Stored entries:
'''

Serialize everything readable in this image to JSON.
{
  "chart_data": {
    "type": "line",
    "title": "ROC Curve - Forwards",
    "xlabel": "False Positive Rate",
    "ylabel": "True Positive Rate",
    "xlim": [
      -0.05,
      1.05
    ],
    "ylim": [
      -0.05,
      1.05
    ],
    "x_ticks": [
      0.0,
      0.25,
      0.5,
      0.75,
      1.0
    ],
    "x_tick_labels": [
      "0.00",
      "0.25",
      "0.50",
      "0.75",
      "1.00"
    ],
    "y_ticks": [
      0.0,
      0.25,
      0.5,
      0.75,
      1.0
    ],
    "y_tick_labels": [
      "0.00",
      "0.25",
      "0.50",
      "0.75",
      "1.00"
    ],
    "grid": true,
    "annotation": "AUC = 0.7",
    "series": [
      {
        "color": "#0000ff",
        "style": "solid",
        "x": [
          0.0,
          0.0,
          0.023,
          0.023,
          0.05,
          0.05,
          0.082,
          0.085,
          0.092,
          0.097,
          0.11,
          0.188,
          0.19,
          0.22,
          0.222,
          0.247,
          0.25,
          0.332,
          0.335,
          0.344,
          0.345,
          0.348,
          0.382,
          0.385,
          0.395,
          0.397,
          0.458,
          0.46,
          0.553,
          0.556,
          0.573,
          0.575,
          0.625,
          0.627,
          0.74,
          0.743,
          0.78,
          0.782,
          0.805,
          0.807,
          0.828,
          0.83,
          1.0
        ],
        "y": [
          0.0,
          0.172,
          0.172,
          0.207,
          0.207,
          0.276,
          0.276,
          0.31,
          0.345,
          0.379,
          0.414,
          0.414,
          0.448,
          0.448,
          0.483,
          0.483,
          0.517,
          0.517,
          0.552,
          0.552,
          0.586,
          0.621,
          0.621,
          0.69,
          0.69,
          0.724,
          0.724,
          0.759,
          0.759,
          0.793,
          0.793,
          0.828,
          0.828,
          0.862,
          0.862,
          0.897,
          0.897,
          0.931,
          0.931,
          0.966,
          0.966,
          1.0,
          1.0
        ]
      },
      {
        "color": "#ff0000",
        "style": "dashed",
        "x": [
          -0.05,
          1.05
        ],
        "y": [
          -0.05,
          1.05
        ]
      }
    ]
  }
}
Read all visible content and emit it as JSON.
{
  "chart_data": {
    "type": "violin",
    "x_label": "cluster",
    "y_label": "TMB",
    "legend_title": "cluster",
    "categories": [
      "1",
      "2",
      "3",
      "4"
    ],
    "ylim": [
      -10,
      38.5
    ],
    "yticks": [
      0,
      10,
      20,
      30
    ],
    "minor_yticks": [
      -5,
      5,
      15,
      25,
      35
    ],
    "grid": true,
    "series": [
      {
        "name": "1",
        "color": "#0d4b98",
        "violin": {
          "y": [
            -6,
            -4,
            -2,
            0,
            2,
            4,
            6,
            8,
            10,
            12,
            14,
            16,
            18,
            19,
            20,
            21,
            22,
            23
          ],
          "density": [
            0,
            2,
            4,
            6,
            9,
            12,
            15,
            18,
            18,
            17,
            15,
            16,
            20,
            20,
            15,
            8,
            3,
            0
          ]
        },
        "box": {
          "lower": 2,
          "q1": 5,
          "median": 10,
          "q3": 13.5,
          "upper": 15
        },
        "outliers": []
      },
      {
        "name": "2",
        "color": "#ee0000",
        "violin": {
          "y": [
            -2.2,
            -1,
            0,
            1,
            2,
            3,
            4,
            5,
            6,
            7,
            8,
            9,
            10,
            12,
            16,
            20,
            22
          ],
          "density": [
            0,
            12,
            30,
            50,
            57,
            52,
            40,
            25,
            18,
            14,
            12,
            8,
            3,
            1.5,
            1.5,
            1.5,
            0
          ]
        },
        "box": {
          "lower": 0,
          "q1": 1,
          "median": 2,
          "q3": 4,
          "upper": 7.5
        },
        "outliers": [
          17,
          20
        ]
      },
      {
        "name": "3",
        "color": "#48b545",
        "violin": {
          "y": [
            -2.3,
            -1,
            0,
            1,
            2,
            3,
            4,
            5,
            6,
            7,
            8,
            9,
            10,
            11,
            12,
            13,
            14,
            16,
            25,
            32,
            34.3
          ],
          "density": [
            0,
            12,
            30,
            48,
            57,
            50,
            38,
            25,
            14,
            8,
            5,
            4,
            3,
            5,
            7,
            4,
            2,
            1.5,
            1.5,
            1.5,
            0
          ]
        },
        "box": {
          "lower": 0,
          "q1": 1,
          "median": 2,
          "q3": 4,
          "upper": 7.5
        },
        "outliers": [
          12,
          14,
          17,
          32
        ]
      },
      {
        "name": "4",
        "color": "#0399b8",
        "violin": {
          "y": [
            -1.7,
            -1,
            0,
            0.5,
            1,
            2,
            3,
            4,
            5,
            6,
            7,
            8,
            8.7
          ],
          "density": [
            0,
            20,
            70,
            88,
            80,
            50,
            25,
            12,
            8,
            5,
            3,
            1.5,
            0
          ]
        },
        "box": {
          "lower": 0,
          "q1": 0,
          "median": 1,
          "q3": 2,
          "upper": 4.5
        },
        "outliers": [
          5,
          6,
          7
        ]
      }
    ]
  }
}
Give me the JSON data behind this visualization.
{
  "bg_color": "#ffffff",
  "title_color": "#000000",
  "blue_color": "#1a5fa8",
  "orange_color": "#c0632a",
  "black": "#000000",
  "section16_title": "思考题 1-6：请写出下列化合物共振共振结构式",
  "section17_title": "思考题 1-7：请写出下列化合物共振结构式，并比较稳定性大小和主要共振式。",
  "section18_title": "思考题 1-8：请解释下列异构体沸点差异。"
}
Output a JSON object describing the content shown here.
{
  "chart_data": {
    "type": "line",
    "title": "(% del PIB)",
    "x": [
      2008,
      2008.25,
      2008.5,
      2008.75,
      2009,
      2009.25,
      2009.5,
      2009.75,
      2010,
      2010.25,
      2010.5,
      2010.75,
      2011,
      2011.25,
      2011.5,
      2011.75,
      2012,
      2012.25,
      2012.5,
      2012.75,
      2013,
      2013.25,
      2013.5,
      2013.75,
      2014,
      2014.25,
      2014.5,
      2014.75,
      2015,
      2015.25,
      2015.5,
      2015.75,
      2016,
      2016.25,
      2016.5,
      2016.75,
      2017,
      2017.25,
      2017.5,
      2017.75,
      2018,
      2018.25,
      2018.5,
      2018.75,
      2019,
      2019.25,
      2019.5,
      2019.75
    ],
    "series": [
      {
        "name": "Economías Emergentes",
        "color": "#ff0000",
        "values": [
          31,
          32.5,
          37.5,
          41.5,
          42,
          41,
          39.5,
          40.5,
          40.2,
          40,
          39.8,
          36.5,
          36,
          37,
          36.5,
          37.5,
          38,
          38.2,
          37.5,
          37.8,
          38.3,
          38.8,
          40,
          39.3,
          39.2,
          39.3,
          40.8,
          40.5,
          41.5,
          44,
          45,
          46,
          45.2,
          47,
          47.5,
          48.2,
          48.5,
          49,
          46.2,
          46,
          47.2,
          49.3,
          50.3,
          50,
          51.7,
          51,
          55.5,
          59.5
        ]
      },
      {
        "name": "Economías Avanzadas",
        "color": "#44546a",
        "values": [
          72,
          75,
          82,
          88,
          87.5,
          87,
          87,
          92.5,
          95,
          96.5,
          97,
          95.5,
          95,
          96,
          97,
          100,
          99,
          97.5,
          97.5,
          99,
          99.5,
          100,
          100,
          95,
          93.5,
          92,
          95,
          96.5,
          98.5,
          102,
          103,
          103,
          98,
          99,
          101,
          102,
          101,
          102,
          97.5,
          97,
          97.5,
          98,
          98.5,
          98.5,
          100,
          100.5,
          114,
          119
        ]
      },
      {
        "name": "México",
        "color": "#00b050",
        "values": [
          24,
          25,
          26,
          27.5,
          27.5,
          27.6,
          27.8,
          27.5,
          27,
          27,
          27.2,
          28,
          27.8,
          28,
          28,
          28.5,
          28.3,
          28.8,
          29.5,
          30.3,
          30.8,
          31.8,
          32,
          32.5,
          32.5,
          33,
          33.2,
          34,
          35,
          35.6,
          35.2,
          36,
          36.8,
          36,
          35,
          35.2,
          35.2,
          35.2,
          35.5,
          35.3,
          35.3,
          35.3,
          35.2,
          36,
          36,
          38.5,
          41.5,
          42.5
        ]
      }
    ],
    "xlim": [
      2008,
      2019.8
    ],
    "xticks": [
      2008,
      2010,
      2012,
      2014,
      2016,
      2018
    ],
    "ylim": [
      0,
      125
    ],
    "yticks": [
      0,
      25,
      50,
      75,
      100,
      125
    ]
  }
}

'''

— What you need to do —
Find the lines holding "cluster" and list every one.

— The answer —
    "x_label": "cluster",
    "legend_title": "cluster",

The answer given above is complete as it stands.